Reading text ::
The Tomorrows exhibition unfolds the multiple aspects the future presents today through the works of artists, architects, and designers. Dealing with the future of course is not new in these fields. Renowned are the visionary architectural proposals of the 60s which addressed the promises of the new networks, and the possibilities of overcoming environmental problems, thanks to the technological advance. The speculative scenarios, and long research projects of the time –such as the Electronic Urbanism of Takis Ch. Zenetos featured at this show– aimed to imagine and influence changes towards a desirable future. Nowadays, the proposals from the fields of art, design, and architecture differ. Starting from the contradictions of tomorrow’s possible worlds, they underline the need to allow room for images of different cultures and futures, taking in mind the particularities, conditions and needs of different geographical areas.
The Mediterranean region provides the ground for critical reflection for the works of this exhibition. Affected by the financial crisis, the climate change and mass population movements, it is discussed as an area where new forms of co-existence may emerge and new bonds with the living environment can be built. Speculating about the techno-natural ecologies and the socioeconomic conditions that may appear within its territory, the projects on show offer the possibility to understand the scalability of future-oriented phenomena, and to realise the need for change.

Data listing
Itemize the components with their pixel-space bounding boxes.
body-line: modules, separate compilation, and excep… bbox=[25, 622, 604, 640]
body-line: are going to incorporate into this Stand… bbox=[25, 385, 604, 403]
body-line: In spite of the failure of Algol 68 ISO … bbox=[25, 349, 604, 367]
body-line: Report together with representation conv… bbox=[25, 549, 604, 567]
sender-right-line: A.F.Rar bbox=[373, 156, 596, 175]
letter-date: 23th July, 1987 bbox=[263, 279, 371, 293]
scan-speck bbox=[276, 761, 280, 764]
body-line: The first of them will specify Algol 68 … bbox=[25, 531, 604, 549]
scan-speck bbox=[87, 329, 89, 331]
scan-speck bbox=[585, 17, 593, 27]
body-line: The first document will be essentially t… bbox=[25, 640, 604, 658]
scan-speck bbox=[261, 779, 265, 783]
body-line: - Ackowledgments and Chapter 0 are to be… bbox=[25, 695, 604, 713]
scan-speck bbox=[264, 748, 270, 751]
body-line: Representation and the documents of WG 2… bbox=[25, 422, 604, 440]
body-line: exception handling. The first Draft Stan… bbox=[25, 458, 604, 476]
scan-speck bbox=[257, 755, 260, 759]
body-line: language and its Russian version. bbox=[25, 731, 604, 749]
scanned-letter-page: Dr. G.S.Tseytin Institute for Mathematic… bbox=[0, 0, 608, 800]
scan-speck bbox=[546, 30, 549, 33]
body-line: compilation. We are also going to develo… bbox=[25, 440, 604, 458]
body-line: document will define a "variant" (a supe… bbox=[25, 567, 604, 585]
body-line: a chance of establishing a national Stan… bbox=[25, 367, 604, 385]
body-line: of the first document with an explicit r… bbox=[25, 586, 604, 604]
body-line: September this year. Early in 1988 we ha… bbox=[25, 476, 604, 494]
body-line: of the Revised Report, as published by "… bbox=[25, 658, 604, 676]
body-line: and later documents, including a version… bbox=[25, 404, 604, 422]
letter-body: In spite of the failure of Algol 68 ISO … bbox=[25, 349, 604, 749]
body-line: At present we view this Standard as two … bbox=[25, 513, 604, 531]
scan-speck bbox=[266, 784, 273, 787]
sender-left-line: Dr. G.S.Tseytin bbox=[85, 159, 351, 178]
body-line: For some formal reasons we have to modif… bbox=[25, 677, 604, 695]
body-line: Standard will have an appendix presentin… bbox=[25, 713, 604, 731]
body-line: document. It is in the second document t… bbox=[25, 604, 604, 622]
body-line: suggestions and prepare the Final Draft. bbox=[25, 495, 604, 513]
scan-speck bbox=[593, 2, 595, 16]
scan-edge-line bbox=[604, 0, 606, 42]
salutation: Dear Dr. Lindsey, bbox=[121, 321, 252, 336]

Problem description :: Pick up the passage about the Tomorrows exhibition right after its final sentence and keep writing it.

Expected answer ::
The starting and reference point for the exhibition is the Ecumenopolis (1959-1974) of Constantinos Doxiadis, the city that by the 22nd century would cover the whole of the inhabited planet. The development of it according to the visionary city planner, lied in the relation and balance between five fundamental elements, i.e. nature, anthropos (the human), society, shells and networks. These five elements inform the main points of exploration of this exhibition, and formulate the five main thematic areas that the participants tackle. Taking into consideration the challenges of the present, the terms of Doxiadis are tweaked and redefined in order to return to one key and central question: Which future is, at the end, the one desired, and what can be done for its formation?